Working from the line that contains "Read this page and output its text content." to the final line, transcribe each line exactly. No pictures belong in the copy.

A block of data:
□ □ □ □ □

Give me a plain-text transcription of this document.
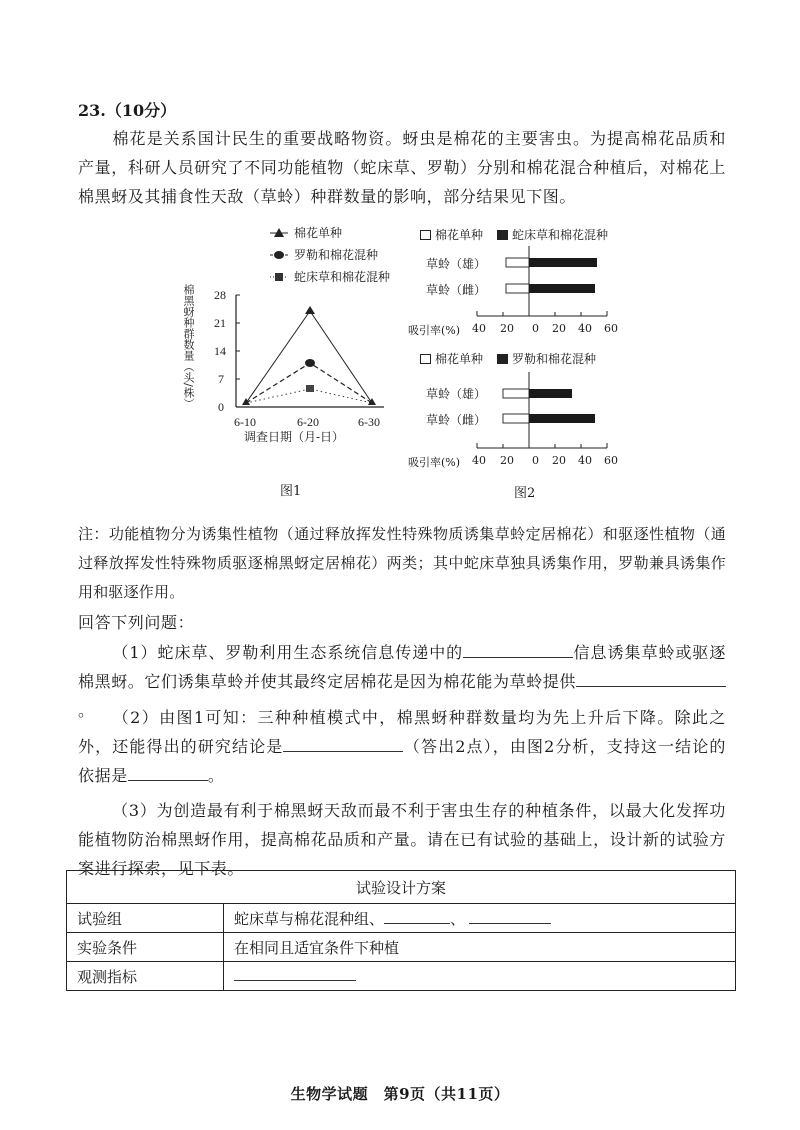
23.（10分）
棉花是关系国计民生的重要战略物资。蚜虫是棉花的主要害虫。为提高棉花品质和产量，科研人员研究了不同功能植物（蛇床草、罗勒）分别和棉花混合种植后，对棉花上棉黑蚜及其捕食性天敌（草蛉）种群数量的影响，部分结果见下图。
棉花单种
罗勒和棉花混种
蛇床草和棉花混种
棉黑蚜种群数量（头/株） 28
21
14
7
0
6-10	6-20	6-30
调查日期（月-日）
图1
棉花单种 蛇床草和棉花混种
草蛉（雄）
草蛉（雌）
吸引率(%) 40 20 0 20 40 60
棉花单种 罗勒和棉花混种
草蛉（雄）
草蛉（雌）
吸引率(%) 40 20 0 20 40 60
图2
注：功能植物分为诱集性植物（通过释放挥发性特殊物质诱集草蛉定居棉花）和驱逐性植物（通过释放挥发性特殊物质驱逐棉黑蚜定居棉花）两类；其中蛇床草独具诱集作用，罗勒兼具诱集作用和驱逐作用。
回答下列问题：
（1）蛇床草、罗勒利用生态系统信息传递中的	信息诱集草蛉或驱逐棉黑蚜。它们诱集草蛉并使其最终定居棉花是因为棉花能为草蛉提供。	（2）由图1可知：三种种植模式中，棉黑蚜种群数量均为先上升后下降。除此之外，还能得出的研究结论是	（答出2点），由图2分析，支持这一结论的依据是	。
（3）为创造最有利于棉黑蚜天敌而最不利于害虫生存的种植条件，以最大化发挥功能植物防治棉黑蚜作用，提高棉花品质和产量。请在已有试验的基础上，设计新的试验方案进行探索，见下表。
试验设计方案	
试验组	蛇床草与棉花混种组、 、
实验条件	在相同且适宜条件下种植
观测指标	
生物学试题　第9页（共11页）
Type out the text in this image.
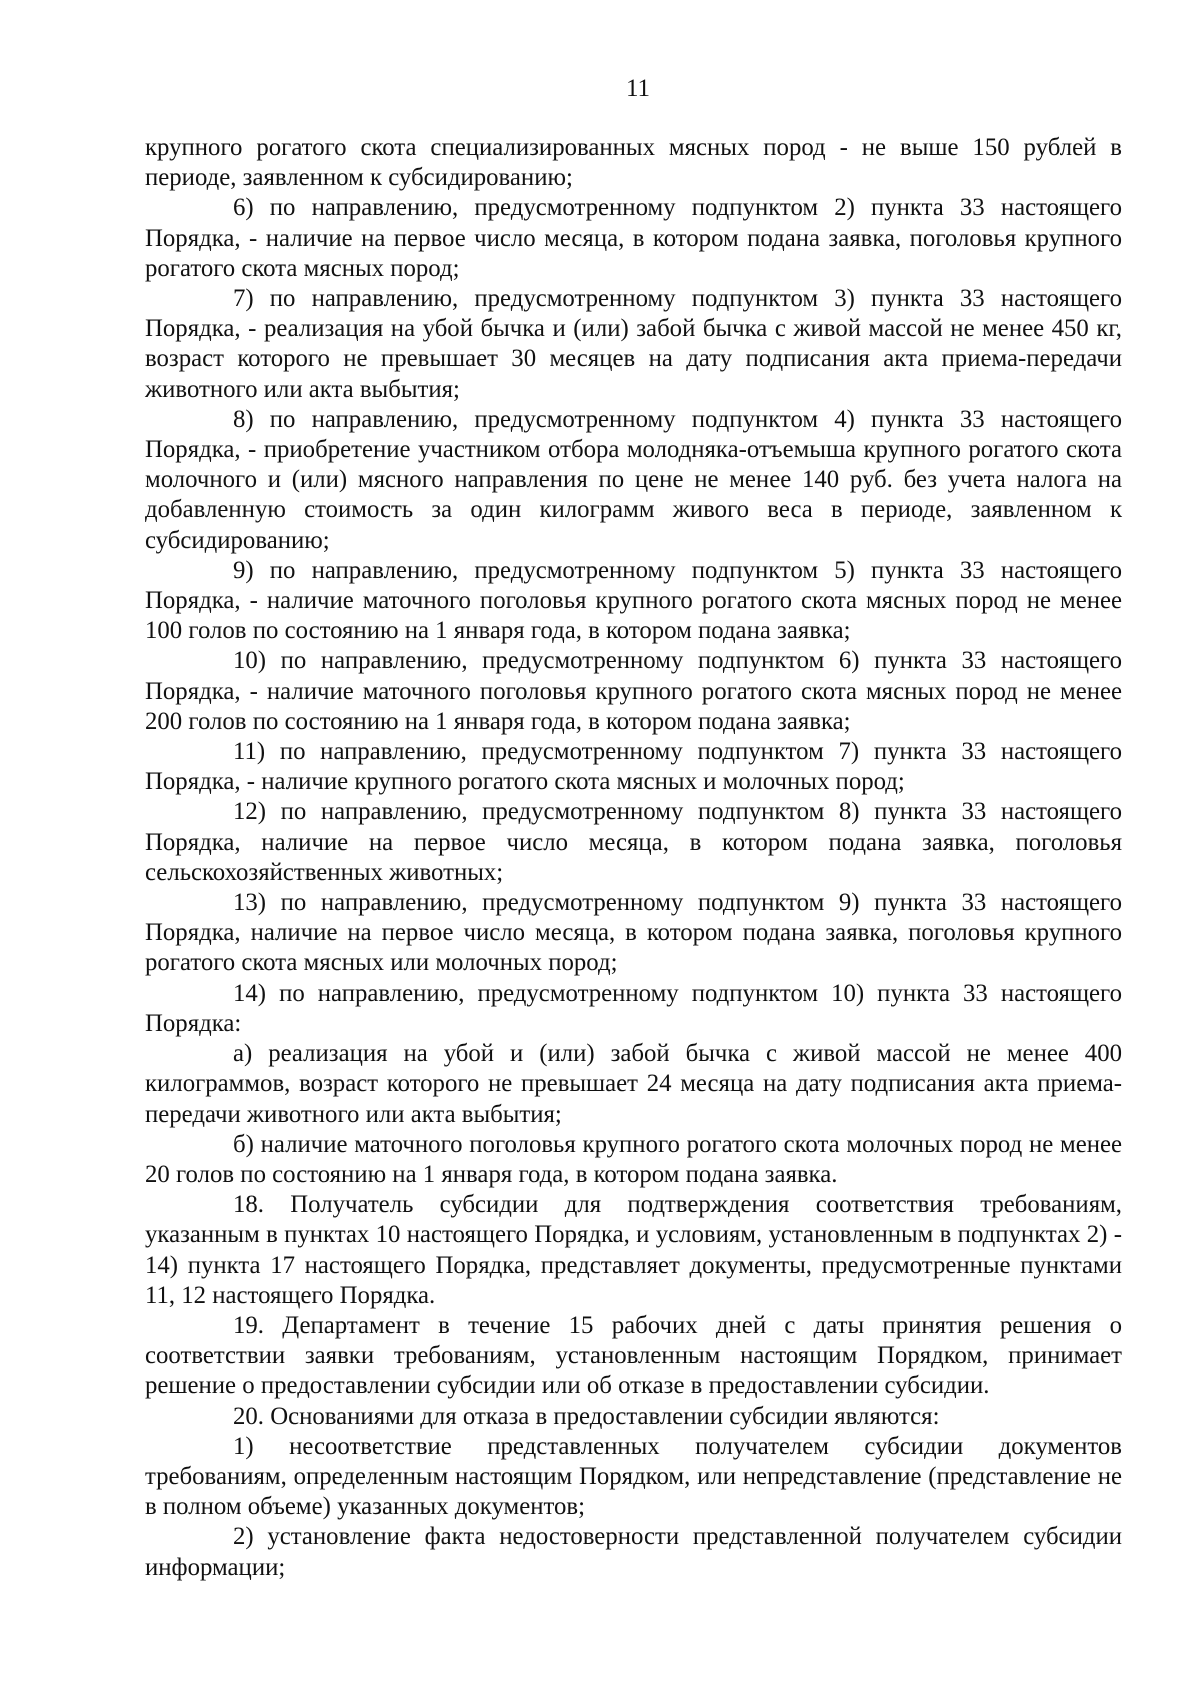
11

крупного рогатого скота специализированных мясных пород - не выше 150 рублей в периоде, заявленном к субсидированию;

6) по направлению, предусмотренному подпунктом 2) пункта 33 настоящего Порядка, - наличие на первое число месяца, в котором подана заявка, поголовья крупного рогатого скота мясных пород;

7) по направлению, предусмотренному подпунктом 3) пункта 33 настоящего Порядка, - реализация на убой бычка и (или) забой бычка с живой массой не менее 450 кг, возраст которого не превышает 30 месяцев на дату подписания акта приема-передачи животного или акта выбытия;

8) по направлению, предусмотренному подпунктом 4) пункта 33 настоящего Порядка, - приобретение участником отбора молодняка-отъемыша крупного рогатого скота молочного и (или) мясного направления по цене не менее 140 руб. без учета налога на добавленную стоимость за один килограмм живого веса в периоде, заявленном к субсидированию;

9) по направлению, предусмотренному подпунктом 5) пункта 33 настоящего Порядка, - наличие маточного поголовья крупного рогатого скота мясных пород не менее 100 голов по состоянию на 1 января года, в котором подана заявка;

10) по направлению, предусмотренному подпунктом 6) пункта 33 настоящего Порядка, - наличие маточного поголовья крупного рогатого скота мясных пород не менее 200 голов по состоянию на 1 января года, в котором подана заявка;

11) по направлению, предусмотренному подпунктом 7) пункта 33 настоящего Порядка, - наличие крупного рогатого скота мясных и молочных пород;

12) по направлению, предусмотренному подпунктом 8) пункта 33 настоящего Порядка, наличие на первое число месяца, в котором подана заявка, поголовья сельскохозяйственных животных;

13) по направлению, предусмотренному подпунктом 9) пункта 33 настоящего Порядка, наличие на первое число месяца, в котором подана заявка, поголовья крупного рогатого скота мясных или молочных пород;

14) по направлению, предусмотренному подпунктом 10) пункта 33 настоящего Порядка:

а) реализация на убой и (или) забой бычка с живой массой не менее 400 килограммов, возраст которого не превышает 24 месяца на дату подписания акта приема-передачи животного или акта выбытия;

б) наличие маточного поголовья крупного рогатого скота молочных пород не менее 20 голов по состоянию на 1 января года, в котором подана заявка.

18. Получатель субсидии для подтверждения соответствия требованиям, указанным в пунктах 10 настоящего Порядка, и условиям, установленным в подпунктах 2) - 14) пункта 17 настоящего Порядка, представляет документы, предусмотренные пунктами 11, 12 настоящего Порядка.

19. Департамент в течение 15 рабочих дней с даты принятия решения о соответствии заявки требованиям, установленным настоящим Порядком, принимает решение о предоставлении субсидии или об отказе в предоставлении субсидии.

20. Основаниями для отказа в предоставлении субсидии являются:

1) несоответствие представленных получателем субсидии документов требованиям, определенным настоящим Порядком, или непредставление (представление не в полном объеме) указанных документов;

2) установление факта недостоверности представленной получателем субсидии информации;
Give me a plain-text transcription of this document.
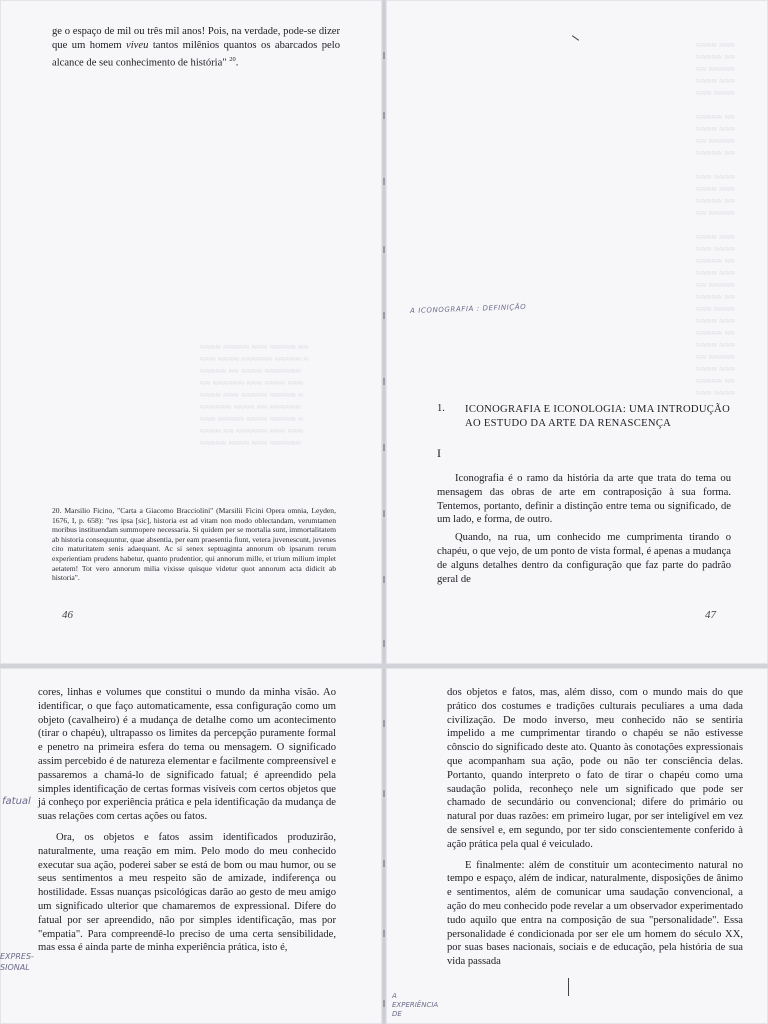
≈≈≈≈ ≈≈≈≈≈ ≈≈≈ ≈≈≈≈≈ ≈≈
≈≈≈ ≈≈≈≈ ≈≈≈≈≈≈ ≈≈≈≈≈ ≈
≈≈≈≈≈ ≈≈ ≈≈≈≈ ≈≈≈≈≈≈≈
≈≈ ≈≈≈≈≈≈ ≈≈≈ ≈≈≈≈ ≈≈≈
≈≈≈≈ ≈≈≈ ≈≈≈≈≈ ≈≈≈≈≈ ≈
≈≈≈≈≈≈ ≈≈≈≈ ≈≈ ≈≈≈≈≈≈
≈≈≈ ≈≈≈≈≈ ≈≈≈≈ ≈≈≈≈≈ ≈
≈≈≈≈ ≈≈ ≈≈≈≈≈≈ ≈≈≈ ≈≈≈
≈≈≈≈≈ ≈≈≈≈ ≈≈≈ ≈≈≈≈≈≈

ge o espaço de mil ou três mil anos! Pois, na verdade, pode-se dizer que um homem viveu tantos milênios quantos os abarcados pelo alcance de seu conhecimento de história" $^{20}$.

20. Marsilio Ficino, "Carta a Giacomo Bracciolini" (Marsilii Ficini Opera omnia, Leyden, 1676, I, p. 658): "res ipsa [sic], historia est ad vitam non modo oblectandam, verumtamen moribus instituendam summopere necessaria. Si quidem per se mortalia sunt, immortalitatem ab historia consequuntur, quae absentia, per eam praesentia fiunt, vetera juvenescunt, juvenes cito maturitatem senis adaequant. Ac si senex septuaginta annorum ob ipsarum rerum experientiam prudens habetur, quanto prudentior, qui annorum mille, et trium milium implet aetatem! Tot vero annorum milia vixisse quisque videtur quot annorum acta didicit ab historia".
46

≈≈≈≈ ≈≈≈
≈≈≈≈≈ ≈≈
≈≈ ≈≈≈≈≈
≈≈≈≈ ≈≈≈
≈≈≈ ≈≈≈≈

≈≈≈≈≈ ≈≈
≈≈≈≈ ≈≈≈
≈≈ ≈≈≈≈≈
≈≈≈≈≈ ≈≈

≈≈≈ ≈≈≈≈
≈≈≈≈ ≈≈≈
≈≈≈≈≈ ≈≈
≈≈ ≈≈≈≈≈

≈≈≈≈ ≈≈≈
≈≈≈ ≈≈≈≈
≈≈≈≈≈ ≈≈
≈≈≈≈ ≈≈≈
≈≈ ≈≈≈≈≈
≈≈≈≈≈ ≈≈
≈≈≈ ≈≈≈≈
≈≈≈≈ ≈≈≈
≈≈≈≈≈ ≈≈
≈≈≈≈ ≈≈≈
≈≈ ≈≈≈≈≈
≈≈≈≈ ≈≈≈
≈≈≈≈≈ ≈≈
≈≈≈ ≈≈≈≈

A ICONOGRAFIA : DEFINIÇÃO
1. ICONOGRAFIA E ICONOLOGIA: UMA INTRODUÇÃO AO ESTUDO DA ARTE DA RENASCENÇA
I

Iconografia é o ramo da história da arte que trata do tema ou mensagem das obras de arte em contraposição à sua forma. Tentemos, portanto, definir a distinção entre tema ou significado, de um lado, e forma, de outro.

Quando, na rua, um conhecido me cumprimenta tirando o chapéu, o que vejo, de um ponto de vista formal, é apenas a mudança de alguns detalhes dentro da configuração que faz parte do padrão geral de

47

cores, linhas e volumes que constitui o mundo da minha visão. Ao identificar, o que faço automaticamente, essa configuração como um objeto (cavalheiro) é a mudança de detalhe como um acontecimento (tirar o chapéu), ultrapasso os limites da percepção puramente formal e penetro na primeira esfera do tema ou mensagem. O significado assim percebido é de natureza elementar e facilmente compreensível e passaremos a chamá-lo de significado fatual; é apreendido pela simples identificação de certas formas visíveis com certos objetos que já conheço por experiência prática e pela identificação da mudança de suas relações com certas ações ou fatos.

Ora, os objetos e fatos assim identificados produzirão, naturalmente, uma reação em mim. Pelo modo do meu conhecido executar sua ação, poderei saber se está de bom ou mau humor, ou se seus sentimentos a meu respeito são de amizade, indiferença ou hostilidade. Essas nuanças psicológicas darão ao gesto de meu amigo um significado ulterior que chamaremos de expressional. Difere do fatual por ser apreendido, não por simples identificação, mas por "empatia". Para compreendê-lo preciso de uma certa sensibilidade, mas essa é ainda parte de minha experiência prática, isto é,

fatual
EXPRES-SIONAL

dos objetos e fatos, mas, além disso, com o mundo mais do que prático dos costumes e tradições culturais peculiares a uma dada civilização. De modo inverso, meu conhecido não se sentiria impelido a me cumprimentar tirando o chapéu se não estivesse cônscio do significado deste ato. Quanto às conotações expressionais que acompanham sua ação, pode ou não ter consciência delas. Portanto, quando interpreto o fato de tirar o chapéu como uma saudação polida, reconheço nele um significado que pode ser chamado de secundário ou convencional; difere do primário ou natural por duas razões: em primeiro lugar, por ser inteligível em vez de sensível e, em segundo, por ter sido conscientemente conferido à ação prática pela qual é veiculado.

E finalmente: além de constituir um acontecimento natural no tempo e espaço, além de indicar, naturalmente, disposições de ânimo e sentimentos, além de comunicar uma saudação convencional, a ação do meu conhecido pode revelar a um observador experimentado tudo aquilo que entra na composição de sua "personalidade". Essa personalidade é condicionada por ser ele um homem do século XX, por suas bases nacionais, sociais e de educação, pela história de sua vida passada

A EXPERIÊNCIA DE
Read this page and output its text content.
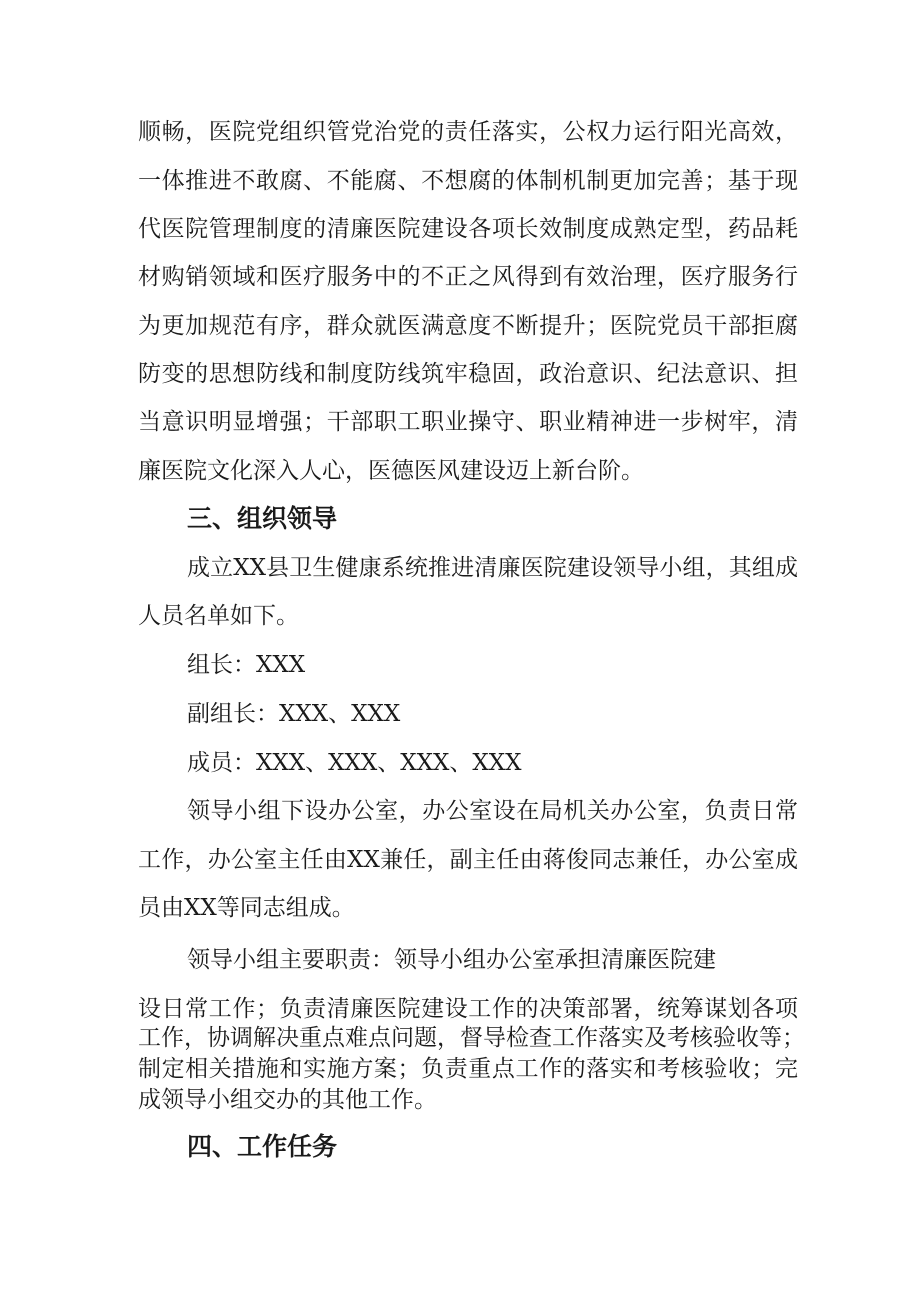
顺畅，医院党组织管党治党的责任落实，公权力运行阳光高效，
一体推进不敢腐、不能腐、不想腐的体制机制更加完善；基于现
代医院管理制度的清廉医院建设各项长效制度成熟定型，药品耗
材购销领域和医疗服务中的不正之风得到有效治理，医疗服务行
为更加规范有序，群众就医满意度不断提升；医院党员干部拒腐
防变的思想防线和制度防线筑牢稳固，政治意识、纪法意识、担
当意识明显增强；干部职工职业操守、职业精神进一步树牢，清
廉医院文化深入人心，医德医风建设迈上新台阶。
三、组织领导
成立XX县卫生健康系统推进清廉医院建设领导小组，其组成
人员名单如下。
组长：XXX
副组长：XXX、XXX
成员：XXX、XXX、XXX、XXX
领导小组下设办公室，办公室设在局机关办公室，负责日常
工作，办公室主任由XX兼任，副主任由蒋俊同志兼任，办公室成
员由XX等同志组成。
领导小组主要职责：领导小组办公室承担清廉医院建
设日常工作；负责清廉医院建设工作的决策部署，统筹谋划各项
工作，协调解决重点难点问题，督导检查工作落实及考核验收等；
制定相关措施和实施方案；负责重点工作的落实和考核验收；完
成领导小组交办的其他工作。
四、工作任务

□ □ □ □ □

SOLUTION FOR THIS EXERCISE
Read this page and output its text content.
顺畅，医院党组织管党治党的责任落实，公权力运行阳光高效，
一体推进不敢腐、不能腐、不想腐的体制机制更加完善；基于现
代医院管理制度的清廉医院建设各项长效制度成熟定型，药品耗
材购销领域和医疗服务中的不正之风得到有效治理，医疗服务行
为更加规范有序，群众就医满意度不断提升；医院党员干部拒腐
防变的思想防线和制度防线筑牢稳固，政治意识、纪法意识、担
当意识明显增强；干部职工职业操守、职业精神进一步树牢，清
廉医院文化深入人心，医德医风建设迈上新台阶。
三、组织领导
成立XX县卫生健康系统推进清廉医院建设领导小组，其组成
人员名单如下。
组长：XXX
副组长：XXX、XXX
成员：XXX、XXX、XXX、XXX
领导小组下设办公室，办公室设在局机关办公室，负责日常
工作，办公室主任由XX兼任，副主任由蒋俊同志兼任，办公室成
员由XX等同志组成。
领导小组主要职责：领导小组办公室承担清廉医院建
设日常工作；负责清廉医院建设工作的决策部署，统筹谋划各项
工作，协调解决重点难点问题，督导检查工作落实及考核验收等；
制定相关措施和实施方案；负责重点工作的落实和考核验收；完
成领导小组交办的其他工作。
四、工作任务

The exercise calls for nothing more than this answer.